Extracted data entries:

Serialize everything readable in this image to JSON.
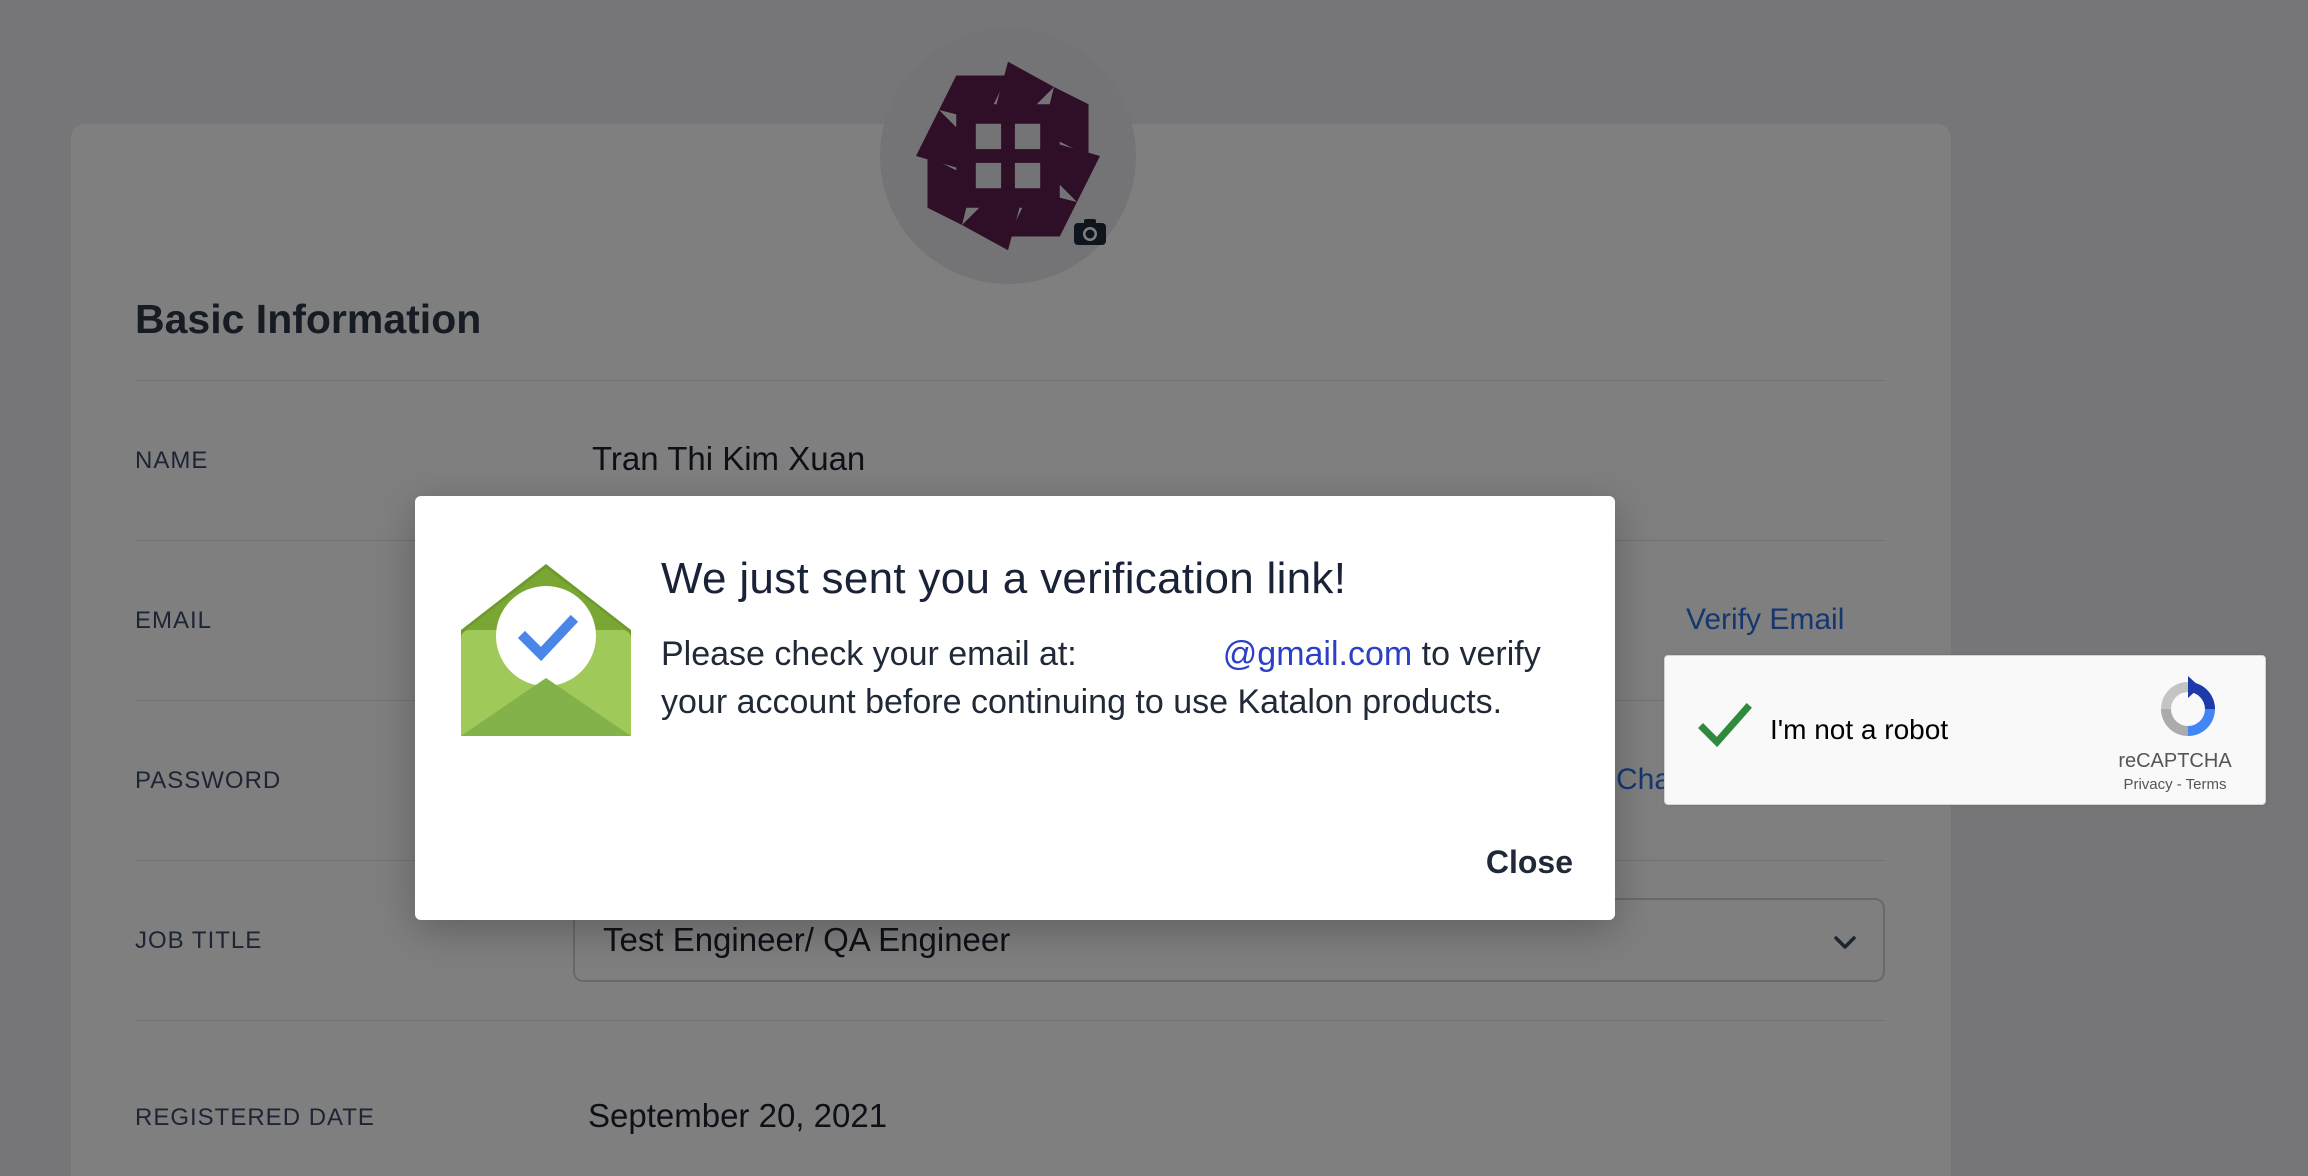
{
  "profile": {
    "section_title": "Basic Information",
    "avatar_icon": "katalon-avatar-logo",
    "camera_icon": "camera-icon",
    "rows": {
      "name": {
        "label": "NAME",
        "value": "Tran Thi Kim Xuan"
      },
      "email": {
        "label": "EMAIL",
        "action": "Verify Email"
      },
      "password": {
        "label": "PASSWORD",
        "action_partial": "Cha"
      },
      "job_title": {
        "label": "JOB TITLE",
        "value": "Test Engineer/ QA Engineer"
      },
      "registered_date": {
        "label": "REGISTERED DATE",
        "value": "September 20, 2021"
      }
    }
  },
  "recaptcha": {
    "label": "I'm not a robot",
    "brand": "reCAPTCHA",
    "links": "Privacy - Terms",
    "checked": true
  },
  "modal": {
    "title": "We just sent you a verification link!",
    "message_prefix": "Please check your email at:",
    "email_domain": "@gmail.com",
    "message_suffix": "to verify your account before continuing to use Katalon products.",
    "close_label": "Close",
    "icon": "envelope-check-icon"
  },
  "colors": {
    "link": "#2d6cdf",
    "email_link": "#2b3fc7",
    "avatar": "#5c1f4e",
    "envelope_green": "#8bbe45",
    "check_blue": "#4a86e8"
  }
}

• **Written instruction**: Identify lines with the string "your". Copy each one.

• **Solution for this task**:
    "message_prefix": "Please check your email at:",
    "message_suffix": "to verify your account before continuing to use Katalon products.",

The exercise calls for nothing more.